Exactly as written, print each record in the listing.

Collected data
— Begin —

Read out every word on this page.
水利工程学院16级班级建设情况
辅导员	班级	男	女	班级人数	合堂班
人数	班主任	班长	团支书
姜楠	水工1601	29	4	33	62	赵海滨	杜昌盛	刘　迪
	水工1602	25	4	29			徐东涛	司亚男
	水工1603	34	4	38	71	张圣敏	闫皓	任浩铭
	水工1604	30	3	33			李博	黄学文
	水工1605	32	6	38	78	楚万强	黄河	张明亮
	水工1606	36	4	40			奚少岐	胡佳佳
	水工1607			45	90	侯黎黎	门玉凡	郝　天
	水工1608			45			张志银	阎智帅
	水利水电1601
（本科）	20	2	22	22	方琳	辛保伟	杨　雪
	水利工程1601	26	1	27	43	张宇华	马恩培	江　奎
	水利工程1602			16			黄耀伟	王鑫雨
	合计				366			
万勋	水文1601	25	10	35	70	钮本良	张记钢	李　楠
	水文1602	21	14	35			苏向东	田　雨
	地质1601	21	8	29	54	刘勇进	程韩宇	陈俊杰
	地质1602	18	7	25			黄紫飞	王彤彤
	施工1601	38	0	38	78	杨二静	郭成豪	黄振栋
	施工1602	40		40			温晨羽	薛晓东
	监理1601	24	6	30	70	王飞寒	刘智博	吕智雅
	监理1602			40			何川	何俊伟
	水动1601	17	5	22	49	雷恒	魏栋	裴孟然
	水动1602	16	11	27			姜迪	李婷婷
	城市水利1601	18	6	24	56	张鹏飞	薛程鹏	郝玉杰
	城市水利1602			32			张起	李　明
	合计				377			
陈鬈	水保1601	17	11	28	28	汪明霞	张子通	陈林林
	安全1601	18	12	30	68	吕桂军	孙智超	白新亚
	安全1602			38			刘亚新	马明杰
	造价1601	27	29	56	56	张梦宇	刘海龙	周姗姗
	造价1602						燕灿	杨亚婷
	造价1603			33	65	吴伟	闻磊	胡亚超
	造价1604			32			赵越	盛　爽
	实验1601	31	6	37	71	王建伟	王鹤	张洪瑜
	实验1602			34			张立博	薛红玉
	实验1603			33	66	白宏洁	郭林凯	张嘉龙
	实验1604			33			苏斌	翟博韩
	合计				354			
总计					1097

— End —

* _RESULT OF THIS TASK_
Read out every word on this page.
水利工程学院16级班级建设情况
辅导员	班级	男	女	班级人数	合堂班
人数	班主任	班长	团支书
姜楠	水工1601	29	4	33	62	赵海滨	杜昌盛	刘　迪
	水工1602	25	4	29			徐东涛	司亚男
	水工1603	34	4	38	71	张圣敏	闫皓	任浩铭
	水工1604	30	3	33			李博	黄学文
	水工1605	32	6	38	78	楚万强	黄河	张明亮
	水工1606	36	4	40			奚少岐	胡佳佳
	水工1607			45	90	侯黎黎	门玉凡	郝　天
	水工1608			45			张志银	阎智帅
	水利水电1601
（本科）	20	2	22	22	方琳	辛保伟	杨　雪
	水利工程1601	26	1	27	43	张宇华	马恩培	江　奎
	水利工程1602			16			黄耀伟	王鑫雨
	合计				366			
万勋	水文1601	25	10	35	70	钮本良	张记钢	李　楠
	水文1602	21	14	35			苏向东	田　雨
	地质1601	21	8	29	54	刘勇进	程韩宇	陈俊杰
	地质1602	18	7	25			黄紫飞	王彤彤
	施工1601	38	0	38	78	杨二静	郭成豪	黄振栋
	施工1602	40		40			温晨羽	薛晓东
	监理1601	24	6	30	70	王飞寒	刘智博	吕智雅
	监理1602			40			何川	何俊伟
	水动1601	17	5	22	49	雷恒	魏栋	裴孟然
	水动1602	16	11	27			姜迪	李婷婷
	城市水利1601	18	6	24	56	张鹏飞	薛程鹏	郝玉杰
	城市水利1602			32			张起	李　明
	合计				377			
陈鬈	水保1601	17	11	28	28	汪明霞	张子通	陈林林
	安全1601	18	12	30	68	吕桂军	孙智超	白新亚
	安全1602			38			刘亚新	马明杰
	造价1601	27	29	56	56	张梦宇	刘海龙	周姗姗
	造价1602						燕灿	杨亚婷
	造价1603			33	65	吴伟	闻磊	胡亚超
	造价1604			32			赵越	盛　爽
	实验1601	31	6	37	71	王建伟	王鹤	张洪瑜
	实验1602			34			张立博	薛红玉
	实验1603			33	66	白宏洁	郭林凯	张嘉龙
	实验1604			33			苏斌	翟博韩
	合计				354			
总计					1097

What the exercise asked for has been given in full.